## [WHAT YOU ARE ASKED TO DO]
Extract all data as written.

━━━━━ EXTRACTED INFORMATION

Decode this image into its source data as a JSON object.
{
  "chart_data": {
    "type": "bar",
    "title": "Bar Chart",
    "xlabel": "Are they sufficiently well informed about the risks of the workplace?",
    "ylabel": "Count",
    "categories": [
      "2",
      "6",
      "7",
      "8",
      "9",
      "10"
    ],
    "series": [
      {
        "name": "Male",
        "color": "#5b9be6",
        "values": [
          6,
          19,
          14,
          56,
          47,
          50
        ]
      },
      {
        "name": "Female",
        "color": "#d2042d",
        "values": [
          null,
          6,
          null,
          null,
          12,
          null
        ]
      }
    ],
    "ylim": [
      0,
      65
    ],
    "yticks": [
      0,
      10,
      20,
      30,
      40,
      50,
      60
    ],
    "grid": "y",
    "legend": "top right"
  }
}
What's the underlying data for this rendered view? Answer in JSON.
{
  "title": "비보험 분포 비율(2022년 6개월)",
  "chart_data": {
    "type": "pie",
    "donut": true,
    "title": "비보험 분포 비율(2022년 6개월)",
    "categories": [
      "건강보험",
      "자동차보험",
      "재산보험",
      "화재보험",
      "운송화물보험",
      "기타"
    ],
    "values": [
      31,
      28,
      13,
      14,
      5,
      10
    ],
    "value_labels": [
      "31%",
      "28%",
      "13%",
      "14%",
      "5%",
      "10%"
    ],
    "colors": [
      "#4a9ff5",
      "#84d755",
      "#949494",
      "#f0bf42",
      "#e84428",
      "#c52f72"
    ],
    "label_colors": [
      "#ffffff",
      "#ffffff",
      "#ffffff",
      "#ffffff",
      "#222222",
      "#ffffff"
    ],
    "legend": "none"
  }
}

━━━━━━━━━━

## [OUTPUT OF THE EXERCISE]
Decode this image into its source data as a JSON object.
{
  "chart_data": {
    "type": "bar",
    "title": "Bar Chart",
    "xlabel": "Are they sufficiently well informed about the risks of the workplace?",
    "ylabel": "Count",
    "categories": [
      "2",
      "6",
      "7",
      "8",
      "9",
      "10"
    ],
    "series": [
      {
        "name": "Male",
        "color": "#5b9be6",
        "values": [
          6,
          19,
          14,
          56,
          47,
          50
        ]
      },
      {
        "name": "Female",
        "color": "#d2042d",
        "values": [
          null,
          6,
          null,
          null,
          12,
          null
        ]
      }
    ],
    "ylim": [
      0,
      65
    ],
    "yticks": [
      0,
      10,
      20,
      30,
      40,
      50,
      60
    ],
    "grid": "y",
    "legend": "top right"
  }
}
What's the underlying data for this rendered view? Answer in JSON.
{
  "title": "비보험 분포 비율(2022년 6개월)",
  "chart_data": {
    "type": "pie",
    "donut": true,
    "title": "비보험 분포 비율(2022년 6개월)",
    "categories": [
      "건강보험",
      "자동차보험",
      "재산보험",
      "화재보험",
      "운송화물보험",
      "기타"
    ],
    "values": [
      31,
      28,
      13,
      14,
      5,
      10
    ],
    "value_labels": [
      "31%",
      "28%",
      "13%",
      "14%",
      "5%",
      "10%"
    ],
    "colors": [
      "#4a9ff5",
      "#84d755",
      "#949494",
      "#f0bf42",
      "#e84428",
      "#c52f72"
    ],
    "label_colors": [
      "#ffffff",
      "#ffffff",
      "#ffffff",
      "#ffffff",
      "#222222",
      "#ffffff"
    ],
    "legend": "none"
  }
}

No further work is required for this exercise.